• _Exercise goal_
Images do not belong in the copy. Retype all the entries below exactly.

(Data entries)
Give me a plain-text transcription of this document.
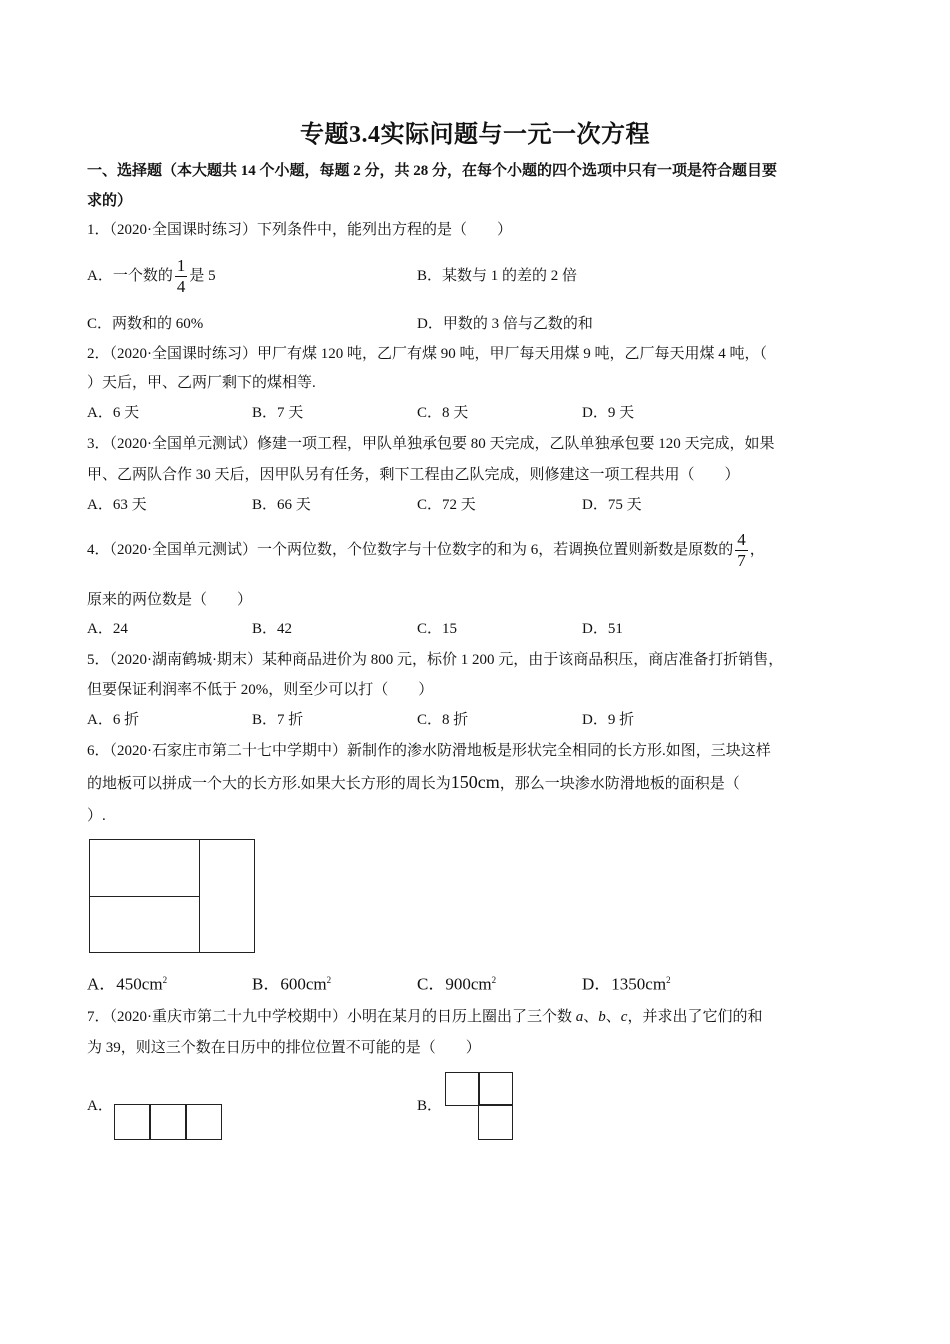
专题3.4实际问题与一元一次方程
一、选择题（本大题共 14 个小题，每题 2 分，共 28 分，在每个小题的四个选项中只有一项是符合题目要
求的）
1．（2020·全国课时练习）下列条件中，能列出方程的是（　　）
A．一个数的 $\frac{1}{4}$ 是 5	B．某数与 1 的差的 2 倍
C．两数和的 60%	D．甲数的 3 倍与乙数的和
2．（2020·全国课时练习）甲厂有煤 120 吨，乙厂有煤 90 吨，甲厂每天用煤 9 吨，乙厂每天用煤 4 吨，（
）天后，甲、乙两厂剩下的煤相等.
A．6 天	B．7 天	C．8 天	D．9 天
3．（2020·全国单元测试）修建一项工程，甲队单独承包要 80 天完成，乙队单独承包要 120 天完成，如果
甲、乙两队合作 30 天后，因甲队另有任务，剩下工程由乙队完成，则修建这一项工程共用（　　）
A．63 天	B．66 天	C．72 天	D．75 天
4．（2020·全国单元测试）一个两位数，个位数字与十位数字的和为 6，若调换位置则新数是原数的 $\frac{4}{7}$ ，
原来的两位数是（　　）
A．24	B．42	C．15	D．51
5．（2020·湖南鹤城·期末）某种商品进价为 800 元，标价 1 200 元，由于该商品积压，商店准备打折销售，
但要保证利润率不低于 20%，则至少可以打（　　）
A．6 折	B．7 折	C．8 折	D．9 折
6．（2020·石家庄市第二十七中学期中）新制作的渗水防滑地板是形状完全相同的长方形.如图，三块这样
的地板可以拼成一个大的长方形.如果大长方形的周长为150cm，那么一块渗水防滑地板的面积是（
）.
A．$450cm^2$	B．$600cm^2$	C．$900cm^2$	D．$1350cm^2$
7．（2020·重庆市第二十九中学校期中）小明在某月的日历上圈出了三个数 a、b、c，并求出了它们的和
为 39，则这三个数在日历中的排位位置不可能的是（　　）
A．	B．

• _Result below_
Give me a plain-text transcription of this document.
专题3.4实际问题与一元一次方程
一、选择题（本大题共 14 个小题，每题 2 分，共 28 分，在每个小题的四个选项中只有一项是符合题目要
求的）
1．（2020·全国课时练习）下列条件中，能列出方程的是（　　）
A．一个数的 $\frac{1}{4}$ 是 5	B．某数与 1 的差的 2 倍
C．两数和的 60%	D．甲数的 3 倍与乙数的和
2．（2020·全国课时练习）甲厂有煤 120 吨，乙厂有煤 90 吨，甲厂每天用煤 9 吨，乙厂每天用煤 4 吨，（
）天后，甲、乙两厂剩下的煤相等.
A．6 天	B．7 天	C．8 天	D．9 天
3．（2020·全国单元测试）修建一项工程，甲队单独承包要 80 天完成，乙队单独承包要 120 天完成，如果
甲、乙两队合作 30 天后，因甲队另有任务，剩下工程由乙队完成，则修建这一项工程共用（　　）
A．63 天	B．66 天	C．72 天	D．75 天
4．（2020·全国单元测试）一个两位数，个位数字与十位数字的和为 6，若调换位置则新数是原数的 $\frac{4}{7}$ ，
原来的两位数是（　　）
A．24	B．42	C．15	D．51
5．（2020·湖南鹤城·期末）某种商品进价为 800 元，标价 1 200 元，由于该商品积压，商店准备打折销售，
但要保证利润率不低于 20%，则至少可以打（　　）
A．6 折	B．7 折	C．8 折	D．9 折
6．（2020·石家庄市第二十七中学期中）新制作的渗水防滑地板是形状完全相同的长方形.如图，三块这样
的地板可以拼成一个大的长方形.如果大长方形的周长为150cm，那么一块渗水防滑地板的面积是（
）.
A．$450cm^2$	B．$600cm^2$	C．$900cm^2$	D．$1350cm^2$
7．（2020·重庆市第二十九中学校期中）小明在某月的日历上圈出了三个数 a、b、c，并求出了它们的和
为 39，则这三个数在日历中的排位位置不可能的是（　　）
A．	B．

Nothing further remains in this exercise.